- _YOUR GOAL_
Any pictures in the records below should be skipped; write out everything else exactly.

- _DATA FOR PROCESSING_
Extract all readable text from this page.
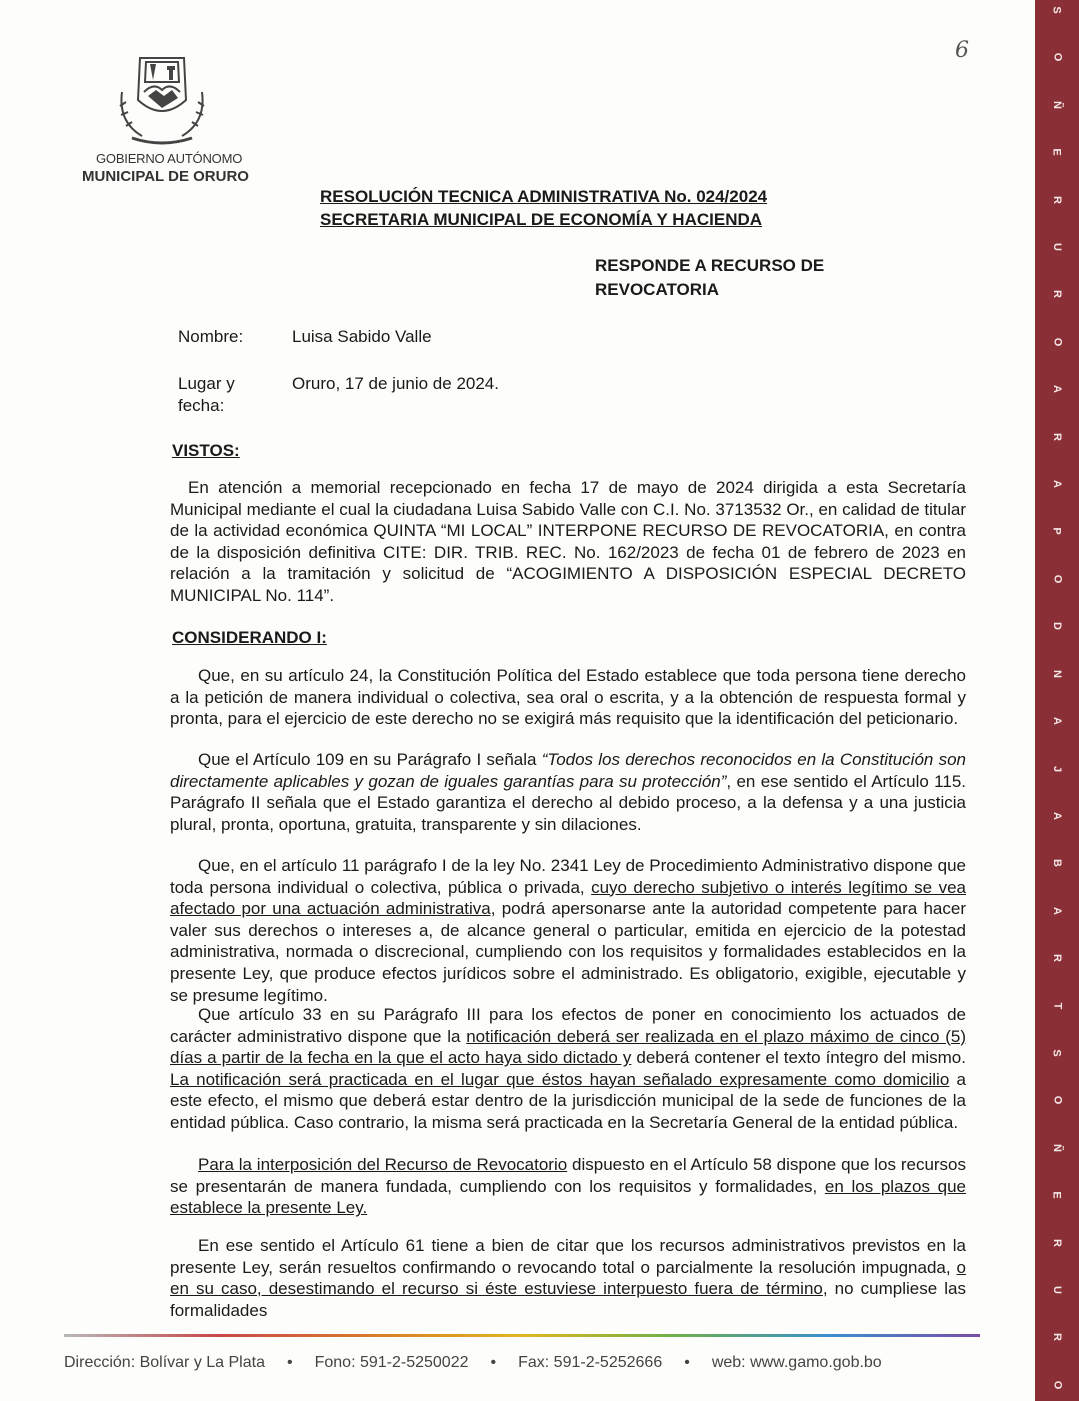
S
O
Ñ
E
R
U
R
O
A
R
A
P
O
D
N
A
J
A
B
A
R
T
S
O
Ñ
E
R
U
R
O
GOBIERNO AUTÓNOMO
MUNICIPAL DE ORURO
6
RESOLUCIÓN TECNICA ADMINISTRATIVA No. 024/2024
SECRETARIA MUNICIPAL DE ECONOMÍA Y HACIENDA
RESPONDE A RECURSO DE
REVOCATORIA
Nombre:	Luisa Sabido Valle
Lugar y
fecha:
Oruro, 17 de junio de 2024.
VISTOS:

En atención a memorial recepcionado en fecha 17 de mayo de 2024 dirigida a esta Secretaría Municipal mediante el cual la ciudadana Luisa Sabido Valle con C.I. No. 3713532 Or., en calidad de titular de la actividad económica QUINTA “MI LOCAL” INTERPONE RECURSO DE REVOCATORIA, en contra de la disposición definitiva CITE: DIR. TRIB. REC. No. 162/2023 de fecha 01 de febrero de 2023 en relación a la tramitación y solicitud de “ACOGIMIENTO A DISPOSICIÓN ESPECIAL DECRETO MUNICIPAL No. 114”.

CONSIDERANDO I:

Que, en su artículo 24, la Constitución Política del Estado establece que toda persona tiene derecho a la petición de manera individual o colectiva, sea oral o escrita, y a la obtención de respuesta formal y pronta, para el ejercicio de este derecho no se exigirá más requisito que la identificación del peticionario.

Que el Artículo 109 en su Parágrafo I señala “Todos los derechos reconocidos en la Constitución son directamente aplicables y gozan de iguales garantías para su protección”, en ese sentido el Artículo 115. Parágrafo II señala que el Estado garantiza el derecho al debido proceso, a la defensa y a una justicia plural, pronta, oportuna, gratuita, transparente y sin dilaciones.

Que, en el artículo 11 parágrafo I de la ley No. 2341 Ley de Procedimiento Administrativo dispone que toda persona individual o colectiva, pública o privada, cuyo derecho subjetivo o interés legítimo se vea afectado por una actuación administrativa, podrá apersonarse ante la autoridad competente para hacer valer sus derechos o intereses a, de alcance general o particular, emitida en ejercicio de la potestad administrativa, normada o discrecional, cumpliendo con los requisitos y formalidades establecidos en la presente Ley, que produce efectos jurídicos sobre el administrado. Es obligatorio, exigible, ejecutable y se presume legítimo.

Que artículo 33 en su Parágrafo III para los efectos de poner en conocimiento los actuados de carácter administrativo dispone que la notificación deberá ser realizada en el plazo máximo de cinco (5) días a partir de la fecha en la que el acto haya sido dictado y deberá contener el texto íntegro del mismo. La notificación será practicada en el lugar que éstos hayan señalado expresamente como domicilio a este efecto, el mismo que deberá estar dentro de la jurisdicción municipal de la sede de funciones de la entidad pública. Caso contrario, la misma será practicada en la Secretaría General de la entidad pública.

Para la interposición del Recurso de Revocatorio dispuesto en el Artículo 58 dispone que los recursos se presentarán de manera fundada, cumpliendo con los requisitos y formalidades, en los plazos que establece la presente Ley.

En ese sentido el Artículo 61 tiene a bien de citar que los recursos administrativos previstos en la presente Ley, serán resueltos confirmando o revocando total o parcialmente la resolución impugnada, o en su caso, desestimando el recurso si éste estuviese interpuesto fuera de término, no cumpliese las formalidades

Dirección: Bolívar y La Plata • Fono: 591-2-5250022 • Fax: 591-2-5252666 • web: www.gamo.gob.bo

- _RESPONSE BELOW_
Extract all readable text from this page.
S
O
Ñ
E
R
U
R
O
A
R
A
P
O
D
N
A
J
A
B
A
R
T
S
O
Ñ
E
R
U
R
O
GOBIERNO AUTÓNOMO
MUNICIPAL DE ORURO
6
RESOLUCIÓN TECNICA ADMINISTRATIVA No. 024/2024
SECRETARIA MUNICIPAL DE ECONOMÍA Y HACIENDA
RESPONDE A RECURSO DE
REVOCATORIA
Nombre:	Luisa Sabido Valle
Lugar y
fecha:
Oruro, 17 de junio de 2024.
VISTOS:

En atención a memorial recepcionado en fecha 17 de mayo de 2024 dirigida a esta Secretaría Municipal mediante el cual la ciudadana Luisa Sabido Valle con C.I. No. 3713532 Or., en calidad de titular de la actividad económica QUINTA “MI LOCAL” INTERPONE RECURSO DE REVOCATORIA, en contra de la disposición definitiva CITE: DIR. TRIB. REC. No. 162/2023 de fecha 01 de febrero de 2023 en relación a la tramitación y solicitud de “ACOGIMIENTO A DISPOSICIÓN ESPECIAL DECRETO MUNICIPAL No. 114”.

CONSIDERANDO I:

Que, en su artículo 24, la Constitución Política del Estado establece que toda persona tiene derecho a la petición de manera individual o colectiva, sea oral o escrita, y a la obtención de respuesta formal y pronta, para el ejercicio de este derecho no se exigirá más requisito que la identificación del peticionario.

Que el Artículo 109 en su Parágrafo I señala “Todos los derechos reconocidos en la Constitución son directamente aplicables y gozan de iguales garantías para su protección”, en ese sentido el Artículo 115. Parágrafo II señala que el Estado garantiza el derecho al debido proceso, a la defensa y a una justicia plural, pronta, oportuna, gratuita, transparente y sin dilaciones.

Que, en el artículo 11 parágrafo I de la ley No. 2341 Ley de Procedimiento Administrativo dispone que toda persona individual o colectiva, pública o privada, cuyo derecho subjetivo o interés legítimo se vea afectado por una actuación administrativa, podrá apersonarse ante la autoridad competente para hacer valer sus derechos o intereses a, de alcance general o particular, emitida en ejercicio de la potestad administrativa, normada o discrecional, cumpliendo con los requisitos y formalidades establecidos en la presente Ley, que produce efectos jurídicos sobre el administrado. Es obligatorio, exigible, ejecutable y se presume legítimo.

Que artículo 33 en su Parágrafo III para los efectos de poner en conocimiento los actuados de carácter administrativo dispone que la notificación deberá ser realizada en el plazo máximo de cinco (5) días a partir de la fecha en la que el acto haya sido dictado y deberá contener el texto íntegro del mismo. La notificación será practicada en el lugar que éstos hayan señalado expresamente como domicilio a este efecto, el mismo que deberá estar dentro de la jurisdicción municipal de la sede de funciones de la entidad pública. Caso contrario, la misma será practicada en la Secretaría General de la entidad pública.

Para la interposición del Recurso de Revocatorio dispuesto en el Artículo 58 dispone que los recursos se presentarán de manera fundada, cumpliendo con los requisitos y formalidades, en los plazos que establece la presente Ley.

En ese sentido el Artículo 61 tiene a bien de citar que los recursos administrativos previstos en la presente Ley, serán resueltos confirmando o revocando total o parcialmente la resolución impugnada, o en su caso, desestimando el recurso si éste estuviese interpuesto fuera de término, no cumpliese las formalidades

Dirección: Bolívar y La Plata • Fono: 591-2-5250022 • Fax: 591-2-5252666 • web: www.gamo.gob.bo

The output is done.